Information section start

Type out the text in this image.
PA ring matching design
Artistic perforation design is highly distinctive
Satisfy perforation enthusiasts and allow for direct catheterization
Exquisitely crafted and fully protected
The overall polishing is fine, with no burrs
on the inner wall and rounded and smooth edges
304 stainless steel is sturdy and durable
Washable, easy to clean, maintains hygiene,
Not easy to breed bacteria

Information section end

> _The problem_: Please transcribe the listing in its entirety, exactly.

> _Result of this task_:
Type out the text in this image.
PA ring matching design
Artistic perforation design is highly distinctive
Satisfy perforation enthusiasts and allow for direct catheterization
Exquisitely crafted and fully protected
The overall polishing is fine, with no burrs
on the inner wall and rounded and smooth edges
304 stainless steel is sturdy and durable
Washable, easy to clean, maintains hygiene,
Not easy to breed bacteria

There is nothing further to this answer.